• **What you need to do**
Copy every line of the data below verbatim, leaving out the pictures.

----

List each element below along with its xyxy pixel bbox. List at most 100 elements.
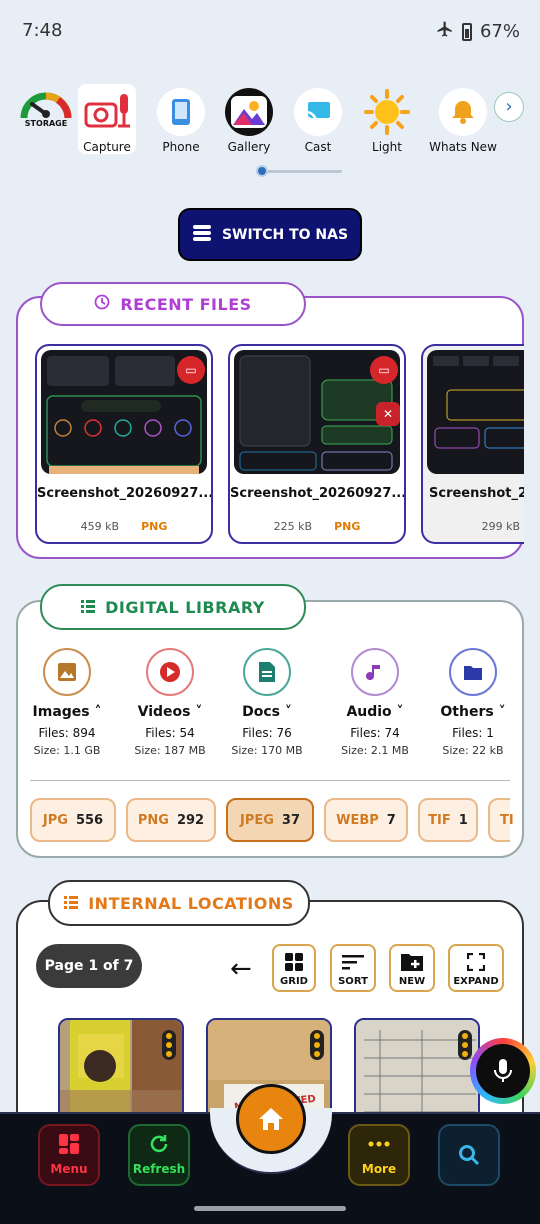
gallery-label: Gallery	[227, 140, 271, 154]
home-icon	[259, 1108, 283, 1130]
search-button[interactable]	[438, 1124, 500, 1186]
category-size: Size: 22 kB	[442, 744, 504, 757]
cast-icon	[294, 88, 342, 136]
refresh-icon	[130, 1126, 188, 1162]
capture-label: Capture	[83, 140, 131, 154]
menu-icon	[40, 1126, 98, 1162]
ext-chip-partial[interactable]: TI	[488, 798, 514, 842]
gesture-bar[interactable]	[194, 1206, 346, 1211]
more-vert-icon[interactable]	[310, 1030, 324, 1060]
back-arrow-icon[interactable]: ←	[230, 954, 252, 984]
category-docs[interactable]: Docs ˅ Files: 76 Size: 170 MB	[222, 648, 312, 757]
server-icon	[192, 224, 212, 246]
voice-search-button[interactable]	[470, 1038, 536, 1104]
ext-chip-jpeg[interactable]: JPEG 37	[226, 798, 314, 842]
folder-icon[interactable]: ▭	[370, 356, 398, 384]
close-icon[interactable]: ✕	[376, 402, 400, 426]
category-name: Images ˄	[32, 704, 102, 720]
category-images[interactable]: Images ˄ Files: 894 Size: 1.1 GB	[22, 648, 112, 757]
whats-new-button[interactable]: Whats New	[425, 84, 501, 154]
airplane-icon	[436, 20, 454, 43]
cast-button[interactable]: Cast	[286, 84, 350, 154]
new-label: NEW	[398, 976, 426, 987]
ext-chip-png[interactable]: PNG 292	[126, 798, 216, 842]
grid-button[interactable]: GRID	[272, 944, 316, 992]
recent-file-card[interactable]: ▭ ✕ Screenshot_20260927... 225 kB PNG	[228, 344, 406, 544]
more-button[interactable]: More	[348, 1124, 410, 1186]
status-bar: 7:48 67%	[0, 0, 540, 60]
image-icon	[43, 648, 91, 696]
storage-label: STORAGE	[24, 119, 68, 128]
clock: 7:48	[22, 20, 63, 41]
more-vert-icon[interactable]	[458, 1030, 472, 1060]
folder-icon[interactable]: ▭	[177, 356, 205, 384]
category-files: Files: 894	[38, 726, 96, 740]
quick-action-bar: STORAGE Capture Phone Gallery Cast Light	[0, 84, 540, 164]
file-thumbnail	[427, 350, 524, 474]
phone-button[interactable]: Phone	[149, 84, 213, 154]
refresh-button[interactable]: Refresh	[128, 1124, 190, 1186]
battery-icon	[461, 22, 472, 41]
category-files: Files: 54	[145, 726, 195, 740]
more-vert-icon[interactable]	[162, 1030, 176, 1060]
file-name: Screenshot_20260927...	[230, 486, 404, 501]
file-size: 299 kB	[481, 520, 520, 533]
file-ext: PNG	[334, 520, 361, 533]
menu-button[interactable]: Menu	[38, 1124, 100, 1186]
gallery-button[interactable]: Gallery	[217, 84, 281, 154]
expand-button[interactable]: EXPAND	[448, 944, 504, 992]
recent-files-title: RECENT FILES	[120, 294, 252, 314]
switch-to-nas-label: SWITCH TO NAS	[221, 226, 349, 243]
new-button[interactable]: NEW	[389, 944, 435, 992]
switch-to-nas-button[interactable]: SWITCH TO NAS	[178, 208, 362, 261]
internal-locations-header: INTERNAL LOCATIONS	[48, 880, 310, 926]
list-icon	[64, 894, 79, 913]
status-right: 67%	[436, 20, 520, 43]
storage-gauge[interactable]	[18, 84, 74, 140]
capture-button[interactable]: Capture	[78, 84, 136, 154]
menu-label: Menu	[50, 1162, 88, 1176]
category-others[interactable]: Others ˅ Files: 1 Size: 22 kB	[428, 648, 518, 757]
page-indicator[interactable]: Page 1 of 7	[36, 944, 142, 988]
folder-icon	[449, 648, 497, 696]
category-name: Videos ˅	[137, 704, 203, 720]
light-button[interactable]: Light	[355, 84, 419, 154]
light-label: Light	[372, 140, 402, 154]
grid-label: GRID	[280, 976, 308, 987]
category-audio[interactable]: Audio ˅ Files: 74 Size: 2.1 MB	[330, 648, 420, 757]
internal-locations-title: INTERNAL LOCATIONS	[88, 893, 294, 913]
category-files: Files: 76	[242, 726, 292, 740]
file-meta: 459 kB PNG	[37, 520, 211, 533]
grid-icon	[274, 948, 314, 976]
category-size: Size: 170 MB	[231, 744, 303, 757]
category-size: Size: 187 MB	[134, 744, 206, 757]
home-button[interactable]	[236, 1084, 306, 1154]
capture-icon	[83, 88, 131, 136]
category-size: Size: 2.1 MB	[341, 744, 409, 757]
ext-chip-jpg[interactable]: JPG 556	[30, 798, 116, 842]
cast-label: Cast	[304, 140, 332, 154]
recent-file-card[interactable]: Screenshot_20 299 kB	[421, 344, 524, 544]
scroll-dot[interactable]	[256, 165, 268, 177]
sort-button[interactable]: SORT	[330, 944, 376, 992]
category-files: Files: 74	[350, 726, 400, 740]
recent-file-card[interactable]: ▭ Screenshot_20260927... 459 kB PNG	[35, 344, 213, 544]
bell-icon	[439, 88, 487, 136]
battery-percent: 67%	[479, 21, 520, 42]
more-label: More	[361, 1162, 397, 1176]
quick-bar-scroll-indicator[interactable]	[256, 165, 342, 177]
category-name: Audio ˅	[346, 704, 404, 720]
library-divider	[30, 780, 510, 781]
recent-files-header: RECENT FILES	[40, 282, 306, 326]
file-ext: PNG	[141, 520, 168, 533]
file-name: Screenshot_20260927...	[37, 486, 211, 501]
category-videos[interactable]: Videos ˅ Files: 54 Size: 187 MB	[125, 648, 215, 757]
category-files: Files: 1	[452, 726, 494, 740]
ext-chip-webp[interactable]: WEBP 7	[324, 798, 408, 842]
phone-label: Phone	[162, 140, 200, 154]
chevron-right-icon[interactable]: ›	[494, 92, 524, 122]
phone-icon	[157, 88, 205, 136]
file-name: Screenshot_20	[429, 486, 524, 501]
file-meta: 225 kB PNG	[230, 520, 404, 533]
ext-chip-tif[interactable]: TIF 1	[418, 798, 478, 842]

----

• **The output**
List each element below along with its xyxy pixel bbox. List at most 100 elements.
gallery-label: Gallery	[227, 140, 271, 154]
home-icon	[259, 1108, 283, 1130]
search-button[interactable]	[438, 1124, 500, 1186]
category-size: Size: 22 kB	[442, 744, 504, 757]
cast-icon	[294, 88, 342, 136]
refresh-icon	[130, 1126, 188, 1162]
capture-label: Capture	[83, 140, 131, 154]
menu-icon	[40, 1126, 98, 1162]
ext-chip-partial[interactable]: TI	[488, 798, 514, 842]
gesture-bar[interactable]	[194, 1206, 346, 1211]
more-vert-icon[interactable]	[310, 1030, 324, 1060]
back-arrow-icon[interactable]: ←	[230, 954, 252, 984]
category-docs[interactable]: Docs ˅ Files: 76 Size: 170 MB	[222, 648, 312, 757]
server-icon	[192, 224, 212, 246]
voice-search-button[interactable]	[470, 1038, 536, 1104]
ext-chip-jpeg[interactable]: JPEG 37	[226, 798, 314, 842]
folder-icon[interactable]: ▭	[370, 356, 398, 384]
close-icon[interactable]: ✕	[376, 402, 400, 426]
category-name: Images ˄	[32, 704, 102, 720]
category-images[interactable]: Images ˄ Files: 894 Size: 1.1 GB	[22, 648, 112, 757]
whats-new-button[interactable]: Whats New	[425, 84, 501, 154]
airplane-icon	[436, 20, 454, 43]
cast-button[interactable]: Cast	[286, 84, 350, 154]
new-label: NEW	[398, 976, 426, 987]
ext-chip-png[interactable]: PNG 292	[126, 798, 216, 842]
grid-button[interactable]: GRID	[272, 944, 316, 992]
recent-file-card[interactable]: ▭ ✕ Screenshot_20260927... 225 kB PNG	[228, 344, 406, 544]
more-button[interactable]: More	[348, 1124, 410, 1186]
status-bar: 7:48 67%	[0, 0, 540, 60]
image-icon	[43, 648, 91, 696]
storage-label: STORAGE	[24, 119, 68, 128]
clock: 7:48	[22, 20, 63, 41]
more-vert-icon[interactable]	[458, 1030, 472, 1060]
folder-icon[interactable]: ▭	[177, 356, 205, 384]
category-files: Files: 894	[38, 726, 96, 740]
quick-action-bar: STORAGE Capture Phone Gallery Cast Light	[0, 84, 540, 164]
file-thumbnail	[427, 350, 524, 474]
phone-button[interactable]: Phone	[149, 84, 213, 154]
refresh-button[interactable]: Refresh	[128, 1124, 190, 1186]
battery-icon	[461, 22, 472, 41]
category-files: Files: 54	[145, 726, 195, 740]
more-vert-icon[interactable]	[162, 1030, 176, 1060]
file-name: Screenshot_20260927...	[230, 486, 404, 501]
file-size: 299 kB	[481, 520, 520, 533]
file-ext: PNG	[334, 520, 361, 533]
menu-button[interactable]: Menu	[38, 1124, 100, 1186]
gallery-button[interactable]: Gallery	[217, 84, 281, 154]
expand-button[interactable]: EXPAND	[448, 944, 504, 992]
recent-files-title: RECENT FILES	[120, 294, 252, 314]
switch-to-nas-label: SWITCH TO NAS	[221, 226, 349, 243]
new-button[interactable]: NEW	[389, 944, 435, 992]
switch-to-nas-button[interactable]: SWITCH TO NAS	[178, 208, 362, 261]
internal-locations-header: INTERNAL LOCATIONS	[48, 880, 310, 926]
list-icon	[64, 894, 79, 913]
status-right: 67%	[436, 20, 520, 43]
storage-gauge[interactable]	[18, 84, 74, 140]
capture-button[interactable]: Capture	[78, 84, 136, 154]
menu-label: Menu	[50, 1162, 88, 1176]
category-others[interactable]: Others ˅ Files: 1 Size: 22 kB	[428, 648, 518, 757]
page-indicator[interactable]: Page 1 of 7	[36, 944, 142, 988]
folder-icon	[449, 648, 497, 696]
category-name: Videos ˅	[137, 704, 203, 720]
light-button[interactable]: Light	[355, 84, 419, 154]
light-label: Light	[372, 140, 402, 154]
grid-label: GRID	[280, 976, 308, 987]
category-audio[interactable]: Audio ˅ Files: 74 Size: 2.1 MB	[330, 648, 420, 757]
internal-locations-title: INTERNAL LOCATIONS	[88, 893, 294, 913]
category-files: Files: 76	[242, 726, 292, 740]
file-meta: 459 kB PNG	[37, 520, 211, 533]
grid-icon	[274, 948, 314, 976]
category-size: Size: 170 MB	[231, 744, 303, 757]
category-size: Size: 187 MB	[134, 744, 206, 757]
home-button[interactable]	[236, 1084, 306, 1154]
capture-icon	[83, 88, 131, 136]
category-size: Size: 2.1 MB	[341, 744, 409, 757]
ext-chip-jpg[interactable]: JPG 556	[30, 798, 116, 842]
cast-label: Cast	[304, 140, 332, 154]
recent-file-card[interactable]: Screenshot_20 299 kB	[421, 344, 524, 544]
scroll-dot[interactable]	[256, 165, 268, 177]
sort-button[interactable]: SORT	[330, 944, 376, 992]
category-files: Files: 74	[350, 726, 400, 740]
recent-file-card[interactable]: ▭ Screenshot_20260927... 459 kB PNG	[35, 344, 213, 544]
bell-icon	[439, 88, 487, 136]
battery-percent: 67%	[479, 21, 520, 42]
more-label: More	[361, 1162, 397, 1176]
quick-bar-scroll-indicator[interactable]	[256, 165, 342, 177]
category-name: Audio ˅	[346, 704, 404, 720]
library-divider	[30, 780, 510, 781]
recent-files-header: RECENT FILES	[40, 282, 306, 326]
file-ext: PNG	[141, 520, 168, 533]
file-name: Screenshot_20260927...	[37, 486, 211, 501]
category-videos[interactable]: Videos ˅ Files: 54 Size: 187 MB	[125, 648, 215, 757]
category-files: Files: 1	[452, 726, 494, 740]
ext-chip-webp[interactable]: WEBP 7	[324, 798, 408, 842]
phone-label: Phone	[162, 140, 200, 154]
chevron-right-icon[interactable]: ›	[494, 92, 524, 122]
phone-icon	[157, 88, 205, 136]
file-name: Screenshot_20	[429, 486, 524, 501]
file-meta: 225 kB PNG	[230, 520, 404, 533]
ext-chip-tif[interactable]: TIF 1	[418, 798, 478, 842]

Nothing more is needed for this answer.